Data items
********************
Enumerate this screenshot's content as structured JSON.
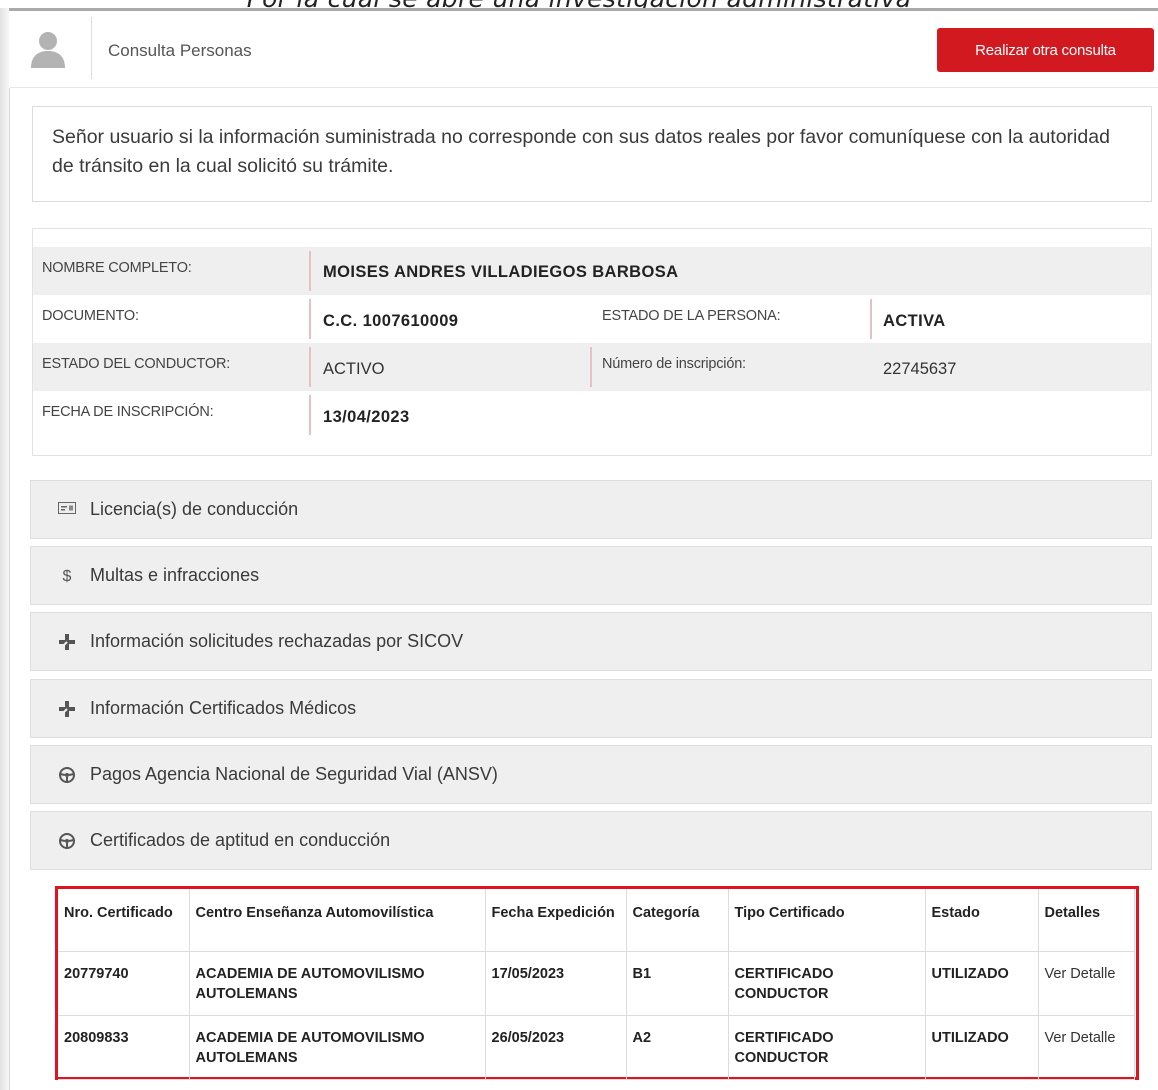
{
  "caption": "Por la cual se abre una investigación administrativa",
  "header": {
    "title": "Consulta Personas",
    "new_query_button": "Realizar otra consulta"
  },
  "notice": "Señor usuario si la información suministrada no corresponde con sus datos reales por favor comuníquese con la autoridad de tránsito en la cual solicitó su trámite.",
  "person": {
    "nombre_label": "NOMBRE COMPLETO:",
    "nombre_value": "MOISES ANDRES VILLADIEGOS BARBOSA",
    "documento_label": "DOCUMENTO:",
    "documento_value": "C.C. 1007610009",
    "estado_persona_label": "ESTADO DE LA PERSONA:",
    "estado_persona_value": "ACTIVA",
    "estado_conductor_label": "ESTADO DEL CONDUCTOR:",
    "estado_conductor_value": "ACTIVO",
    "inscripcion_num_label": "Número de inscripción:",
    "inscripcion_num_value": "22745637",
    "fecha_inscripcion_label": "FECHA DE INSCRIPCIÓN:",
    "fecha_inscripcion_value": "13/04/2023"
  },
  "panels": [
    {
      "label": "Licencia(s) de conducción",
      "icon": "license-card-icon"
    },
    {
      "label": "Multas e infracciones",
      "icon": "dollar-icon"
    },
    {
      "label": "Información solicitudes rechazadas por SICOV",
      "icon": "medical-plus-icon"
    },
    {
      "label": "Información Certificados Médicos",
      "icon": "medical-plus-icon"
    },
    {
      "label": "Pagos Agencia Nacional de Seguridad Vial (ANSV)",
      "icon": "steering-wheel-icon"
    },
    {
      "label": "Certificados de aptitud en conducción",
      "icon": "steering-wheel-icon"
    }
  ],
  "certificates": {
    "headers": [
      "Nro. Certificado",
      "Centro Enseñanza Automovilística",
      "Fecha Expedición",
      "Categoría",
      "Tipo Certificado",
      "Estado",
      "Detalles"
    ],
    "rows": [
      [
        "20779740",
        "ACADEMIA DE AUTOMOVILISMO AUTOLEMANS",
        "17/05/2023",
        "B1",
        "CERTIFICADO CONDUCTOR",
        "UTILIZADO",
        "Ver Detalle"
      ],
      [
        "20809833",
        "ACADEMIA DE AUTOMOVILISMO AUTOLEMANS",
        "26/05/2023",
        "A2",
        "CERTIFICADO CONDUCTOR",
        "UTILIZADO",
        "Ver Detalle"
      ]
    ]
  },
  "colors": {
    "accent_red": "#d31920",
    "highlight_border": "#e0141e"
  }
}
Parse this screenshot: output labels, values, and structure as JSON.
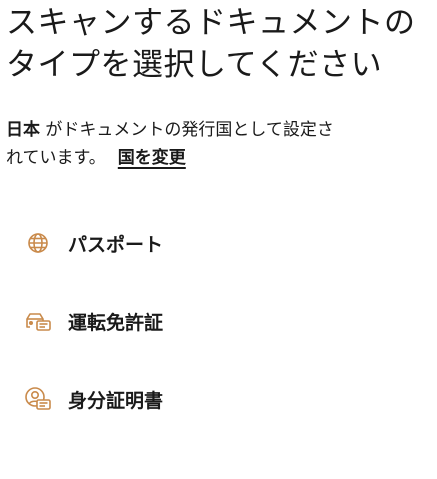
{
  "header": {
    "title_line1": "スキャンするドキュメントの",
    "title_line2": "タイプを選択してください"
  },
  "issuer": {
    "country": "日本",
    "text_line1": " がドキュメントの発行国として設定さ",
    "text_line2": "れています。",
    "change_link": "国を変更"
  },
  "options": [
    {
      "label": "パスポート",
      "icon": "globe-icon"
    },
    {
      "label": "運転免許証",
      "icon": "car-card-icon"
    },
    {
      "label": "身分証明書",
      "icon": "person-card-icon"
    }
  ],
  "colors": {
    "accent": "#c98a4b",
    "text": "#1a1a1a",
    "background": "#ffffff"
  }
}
********************
- **Problem details**
Return each line of the data that contains the string "conducción".

- **Solution for this problem**
      "label": "Licencia(s) de conducción",
      "label": "Certificados de aptitud en conducción",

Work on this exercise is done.